** start of DATA LINES **
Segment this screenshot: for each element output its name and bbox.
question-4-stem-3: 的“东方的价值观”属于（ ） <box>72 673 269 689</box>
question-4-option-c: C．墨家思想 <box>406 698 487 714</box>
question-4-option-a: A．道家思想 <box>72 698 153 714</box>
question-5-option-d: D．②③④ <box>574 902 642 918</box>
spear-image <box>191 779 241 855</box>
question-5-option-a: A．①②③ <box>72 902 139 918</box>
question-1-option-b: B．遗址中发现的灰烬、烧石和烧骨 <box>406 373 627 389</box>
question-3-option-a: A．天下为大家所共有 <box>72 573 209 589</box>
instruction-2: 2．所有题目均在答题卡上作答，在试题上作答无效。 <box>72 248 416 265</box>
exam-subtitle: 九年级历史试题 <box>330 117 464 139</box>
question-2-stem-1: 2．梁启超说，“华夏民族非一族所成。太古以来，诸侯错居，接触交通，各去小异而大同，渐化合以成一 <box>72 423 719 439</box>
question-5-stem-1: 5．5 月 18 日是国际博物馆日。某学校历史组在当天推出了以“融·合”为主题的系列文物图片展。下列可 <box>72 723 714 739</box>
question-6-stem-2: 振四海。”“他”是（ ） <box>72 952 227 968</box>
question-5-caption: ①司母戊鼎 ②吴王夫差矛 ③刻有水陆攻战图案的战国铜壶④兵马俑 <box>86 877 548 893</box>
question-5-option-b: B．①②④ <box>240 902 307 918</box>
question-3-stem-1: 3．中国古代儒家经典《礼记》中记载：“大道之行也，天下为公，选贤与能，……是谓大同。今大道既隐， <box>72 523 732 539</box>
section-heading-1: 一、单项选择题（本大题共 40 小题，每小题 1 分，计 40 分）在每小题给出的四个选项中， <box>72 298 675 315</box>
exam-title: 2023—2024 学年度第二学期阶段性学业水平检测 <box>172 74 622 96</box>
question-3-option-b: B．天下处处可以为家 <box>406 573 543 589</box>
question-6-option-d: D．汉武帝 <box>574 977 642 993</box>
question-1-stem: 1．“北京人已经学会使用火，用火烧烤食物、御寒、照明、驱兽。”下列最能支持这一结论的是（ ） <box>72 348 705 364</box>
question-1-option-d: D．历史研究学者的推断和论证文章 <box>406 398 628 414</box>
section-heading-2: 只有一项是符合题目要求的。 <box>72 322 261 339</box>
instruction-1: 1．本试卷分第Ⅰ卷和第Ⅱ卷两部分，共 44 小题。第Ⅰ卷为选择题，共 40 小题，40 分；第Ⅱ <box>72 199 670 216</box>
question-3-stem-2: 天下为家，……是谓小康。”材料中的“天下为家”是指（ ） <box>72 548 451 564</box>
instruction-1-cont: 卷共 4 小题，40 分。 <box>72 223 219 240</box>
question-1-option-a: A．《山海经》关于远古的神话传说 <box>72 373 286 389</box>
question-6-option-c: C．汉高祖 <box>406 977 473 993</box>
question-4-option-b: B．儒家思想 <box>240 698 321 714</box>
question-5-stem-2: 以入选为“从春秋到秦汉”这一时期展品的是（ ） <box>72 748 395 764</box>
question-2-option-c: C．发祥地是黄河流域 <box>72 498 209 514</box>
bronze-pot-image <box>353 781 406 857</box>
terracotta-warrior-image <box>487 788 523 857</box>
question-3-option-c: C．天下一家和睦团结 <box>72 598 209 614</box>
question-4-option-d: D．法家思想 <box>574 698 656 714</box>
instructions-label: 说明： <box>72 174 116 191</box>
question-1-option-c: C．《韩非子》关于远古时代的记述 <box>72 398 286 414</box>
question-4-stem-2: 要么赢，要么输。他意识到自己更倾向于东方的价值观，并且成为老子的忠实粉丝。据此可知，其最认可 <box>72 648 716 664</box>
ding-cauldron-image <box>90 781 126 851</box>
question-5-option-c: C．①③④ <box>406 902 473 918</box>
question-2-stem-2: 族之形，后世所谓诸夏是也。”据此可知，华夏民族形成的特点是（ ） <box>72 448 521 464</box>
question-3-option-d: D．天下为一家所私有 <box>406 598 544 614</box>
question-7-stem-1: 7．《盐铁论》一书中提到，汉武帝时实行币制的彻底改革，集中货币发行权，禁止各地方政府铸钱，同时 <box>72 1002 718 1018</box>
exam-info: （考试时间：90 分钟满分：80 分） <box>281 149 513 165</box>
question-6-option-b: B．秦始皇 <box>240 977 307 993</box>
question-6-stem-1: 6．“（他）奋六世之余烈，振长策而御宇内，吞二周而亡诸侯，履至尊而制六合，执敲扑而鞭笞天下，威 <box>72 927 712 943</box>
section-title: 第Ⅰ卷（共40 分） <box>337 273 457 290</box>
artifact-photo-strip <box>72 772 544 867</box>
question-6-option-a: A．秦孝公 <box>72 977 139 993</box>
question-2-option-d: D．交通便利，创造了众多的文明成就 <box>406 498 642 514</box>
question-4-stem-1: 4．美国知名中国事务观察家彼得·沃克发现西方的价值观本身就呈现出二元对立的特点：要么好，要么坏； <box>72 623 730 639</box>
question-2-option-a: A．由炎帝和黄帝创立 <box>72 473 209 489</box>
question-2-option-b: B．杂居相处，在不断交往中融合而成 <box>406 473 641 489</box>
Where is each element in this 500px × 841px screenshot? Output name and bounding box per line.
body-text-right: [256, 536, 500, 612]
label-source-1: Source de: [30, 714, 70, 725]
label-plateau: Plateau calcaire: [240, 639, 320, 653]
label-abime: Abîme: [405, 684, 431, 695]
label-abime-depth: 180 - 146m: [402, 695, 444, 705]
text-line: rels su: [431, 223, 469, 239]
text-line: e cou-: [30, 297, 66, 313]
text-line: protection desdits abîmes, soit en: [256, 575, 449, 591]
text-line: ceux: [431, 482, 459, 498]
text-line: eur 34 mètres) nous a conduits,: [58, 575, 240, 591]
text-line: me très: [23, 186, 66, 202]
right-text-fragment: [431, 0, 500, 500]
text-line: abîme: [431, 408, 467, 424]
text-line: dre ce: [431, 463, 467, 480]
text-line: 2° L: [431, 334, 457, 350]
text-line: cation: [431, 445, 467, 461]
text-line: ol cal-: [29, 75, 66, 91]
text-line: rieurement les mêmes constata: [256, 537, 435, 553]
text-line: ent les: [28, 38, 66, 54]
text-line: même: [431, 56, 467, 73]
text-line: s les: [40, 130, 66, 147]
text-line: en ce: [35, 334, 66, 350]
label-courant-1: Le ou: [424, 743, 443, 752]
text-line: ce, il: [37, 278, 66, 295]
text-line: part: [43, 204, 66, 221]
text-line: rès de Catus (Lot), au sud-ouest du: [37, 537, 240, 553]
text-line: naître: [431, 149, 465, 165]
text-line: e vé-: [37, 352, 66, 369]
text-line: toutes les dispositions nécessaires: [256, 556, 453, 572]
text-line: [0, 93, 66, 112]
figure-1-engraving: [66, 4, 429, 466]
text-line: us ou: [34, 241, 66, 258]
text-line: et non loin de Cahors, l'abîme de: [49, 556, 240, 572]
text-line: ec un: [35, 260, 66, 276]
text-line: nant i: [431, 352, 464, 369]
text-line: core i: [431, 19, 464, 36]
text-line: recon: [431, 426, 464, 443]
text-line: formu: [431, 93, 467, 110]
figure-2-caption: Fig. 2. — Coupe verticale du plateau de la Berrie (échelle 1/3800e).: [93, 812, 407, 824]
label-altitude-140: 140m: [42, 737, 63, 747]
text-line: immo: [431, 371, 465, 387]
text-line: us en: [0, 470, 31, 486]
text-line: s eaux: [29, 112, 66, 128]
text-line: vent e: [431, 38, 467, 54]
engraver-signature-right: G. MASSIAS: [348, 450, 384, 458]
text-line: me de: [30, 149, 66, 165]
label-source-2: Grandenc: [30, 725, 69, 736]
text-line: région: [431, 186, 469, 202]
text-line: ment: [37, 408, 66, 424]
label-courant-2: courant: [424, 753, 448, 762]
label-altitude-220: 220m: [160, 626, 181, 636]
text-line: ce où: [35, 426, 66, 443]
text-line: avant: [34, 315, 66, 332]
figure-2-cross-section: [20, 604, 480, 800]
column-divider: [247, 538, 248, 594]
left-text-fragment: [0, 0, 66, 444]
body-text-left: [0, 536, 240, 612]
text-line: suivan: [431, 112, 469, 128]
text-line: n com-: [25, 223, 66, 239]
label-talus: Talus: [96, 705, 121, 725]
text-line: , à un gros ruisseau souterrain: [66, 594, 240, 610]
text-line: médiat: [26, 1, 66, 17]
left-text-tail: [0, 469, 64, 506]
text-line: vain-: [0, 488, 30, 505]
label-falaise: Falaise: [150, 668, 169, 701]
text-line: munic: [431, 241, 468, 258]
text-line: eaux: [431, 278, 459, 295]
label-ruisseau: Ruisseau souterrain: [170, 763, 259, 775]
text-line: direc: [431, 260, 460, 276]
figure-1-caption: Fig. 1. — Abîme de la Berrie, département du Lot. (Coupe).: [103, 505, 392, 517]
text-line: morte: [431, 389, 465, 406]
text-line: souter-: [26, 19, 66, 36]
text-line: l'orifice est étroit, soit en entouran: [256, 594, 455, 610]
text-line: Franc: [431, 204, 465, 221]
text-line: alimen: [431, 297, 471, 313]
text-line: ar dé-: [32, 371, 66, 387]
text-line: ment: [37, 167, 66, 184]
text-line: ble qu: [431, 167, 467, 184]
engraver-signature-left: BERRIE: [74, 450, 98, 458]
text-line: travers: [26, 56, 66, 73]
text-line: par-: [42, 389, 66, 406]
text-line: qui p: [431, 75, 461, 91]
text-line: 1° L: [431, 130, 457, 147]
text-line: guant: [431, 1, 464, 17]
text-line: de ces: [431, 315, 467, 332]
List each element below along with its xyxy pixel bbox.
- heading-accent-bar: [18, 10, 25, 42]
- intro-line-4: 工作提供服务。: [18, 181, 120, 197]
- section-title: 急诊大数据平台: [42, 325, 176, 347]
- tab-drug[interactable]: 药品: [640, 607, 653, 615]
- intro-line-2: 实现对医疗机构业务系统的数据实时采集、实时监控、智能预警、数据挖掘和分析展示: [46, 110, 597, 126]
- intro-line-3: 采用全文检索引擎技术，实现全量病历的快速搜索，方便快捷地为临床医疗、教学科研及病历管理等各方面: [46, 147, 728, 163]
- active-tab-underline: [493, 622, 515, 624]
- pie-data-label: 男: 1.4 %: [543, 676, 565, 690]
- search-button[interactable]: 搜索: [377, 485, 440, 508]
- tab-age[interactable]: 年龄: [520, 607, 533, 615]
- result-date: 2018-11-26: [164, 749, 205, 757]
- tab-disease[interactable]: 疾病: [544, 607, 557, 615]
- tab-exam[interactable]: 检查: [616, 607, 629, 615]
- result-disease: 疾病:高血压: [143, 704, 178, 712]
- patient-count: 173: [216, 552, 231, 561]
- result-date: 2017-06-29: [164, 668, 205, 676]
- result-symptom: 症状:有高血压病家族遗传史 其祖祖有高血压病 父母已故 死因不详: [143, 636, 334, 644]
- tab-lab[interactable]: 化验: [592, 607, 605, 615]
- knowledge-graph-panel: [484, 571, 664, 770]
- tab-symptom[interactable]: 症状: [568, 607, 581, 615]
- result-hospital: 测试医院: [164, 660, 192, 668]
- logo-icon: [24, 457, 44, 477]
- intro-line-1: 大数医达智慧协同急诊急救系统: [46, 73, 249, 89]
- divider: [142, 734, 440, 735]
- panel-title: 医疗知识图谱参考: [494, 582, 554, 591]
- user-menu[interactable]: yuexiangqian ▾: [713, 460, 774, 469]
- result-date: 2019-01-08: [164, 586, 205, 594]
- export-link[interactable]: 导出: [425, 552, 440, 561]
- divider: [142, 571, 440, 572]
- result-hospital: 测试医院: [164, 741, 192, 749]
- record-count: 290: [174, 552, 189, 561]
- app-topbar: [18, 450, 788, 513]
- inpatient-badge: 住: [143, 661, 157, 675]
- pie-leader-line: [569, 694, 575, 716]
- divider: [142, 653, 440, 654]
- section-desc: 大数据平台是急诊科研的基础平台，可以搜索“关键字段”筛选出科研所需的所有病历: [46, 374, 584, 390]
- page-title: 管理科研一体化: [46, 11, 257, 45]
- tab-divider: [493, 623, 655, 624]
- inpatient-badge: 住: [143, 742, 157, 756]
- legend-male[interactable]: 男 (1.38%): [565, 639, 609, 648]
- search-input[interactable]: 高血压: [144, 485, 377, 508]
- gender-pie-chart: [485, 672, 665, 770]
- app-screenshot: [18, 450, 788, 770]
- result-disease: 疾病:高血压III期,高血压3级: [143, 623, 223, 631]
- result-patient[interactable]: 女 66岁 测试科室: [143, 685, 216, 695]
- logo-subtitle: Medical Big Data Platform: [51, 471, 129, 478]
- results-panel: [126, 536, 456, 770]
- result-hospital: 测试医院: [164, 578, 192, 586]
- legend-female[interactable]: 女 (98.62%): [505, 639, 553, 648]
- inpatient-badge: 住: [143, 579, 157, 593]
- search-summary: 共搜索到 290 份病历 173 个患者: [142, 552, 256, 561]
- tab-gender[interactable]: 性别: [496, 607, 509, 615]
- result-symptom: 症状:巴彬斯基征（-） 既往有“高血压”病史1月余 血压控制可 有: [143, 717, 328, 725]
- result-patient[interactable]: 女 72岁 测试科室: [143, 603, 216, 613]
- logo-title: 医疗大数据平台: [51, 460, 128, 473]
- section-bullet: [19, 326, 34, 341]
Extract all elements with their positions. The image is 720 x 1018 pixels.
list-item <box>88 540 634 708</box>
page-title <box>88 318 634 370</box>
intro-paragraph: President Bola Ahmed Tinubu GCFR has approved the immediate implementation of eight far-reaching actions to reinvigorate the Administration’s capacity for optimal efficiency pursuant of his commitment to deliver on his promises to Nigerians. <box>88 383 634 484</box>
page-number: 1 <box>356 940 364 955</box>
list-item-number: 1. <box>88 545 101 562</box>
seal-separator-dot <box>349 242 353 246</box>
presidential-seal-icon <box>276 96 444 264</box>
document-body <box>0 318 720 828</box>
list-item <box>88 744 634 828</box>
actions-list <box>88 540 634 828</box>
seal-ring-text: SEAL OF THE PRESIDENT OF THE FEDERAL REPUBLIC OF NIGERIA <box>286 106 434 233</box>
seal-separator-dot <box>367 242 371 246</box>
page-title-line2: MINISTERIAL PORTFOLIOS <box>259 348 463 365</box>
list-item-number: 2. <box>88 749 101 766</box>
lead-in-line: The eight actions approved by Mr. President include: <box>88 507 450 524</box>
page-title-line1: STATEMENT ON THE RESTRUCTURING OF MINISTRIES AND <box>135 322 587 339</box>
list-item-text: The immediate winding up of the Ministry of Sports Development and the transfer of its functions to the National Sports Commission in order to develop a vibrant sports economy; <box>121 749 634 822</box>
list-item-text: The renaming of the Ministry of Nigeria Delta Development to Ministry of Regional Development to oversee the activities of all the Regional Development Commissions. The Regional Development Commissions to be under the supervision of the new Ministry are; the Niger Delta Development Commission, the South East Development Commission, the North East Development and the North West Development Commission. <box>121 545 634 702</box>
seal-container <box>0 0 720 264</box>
** end of DATA LINES **
- _WHAT YOU ARE ASKED TO DO_
Which lines in the listing above contain the string "abime"? List each of them in full.

- _SOLUTION_
label-abime: Abîme: [405, 684, 431, 695]
label-abime-depth: 180 - 146m: [402, 695, 444, 705]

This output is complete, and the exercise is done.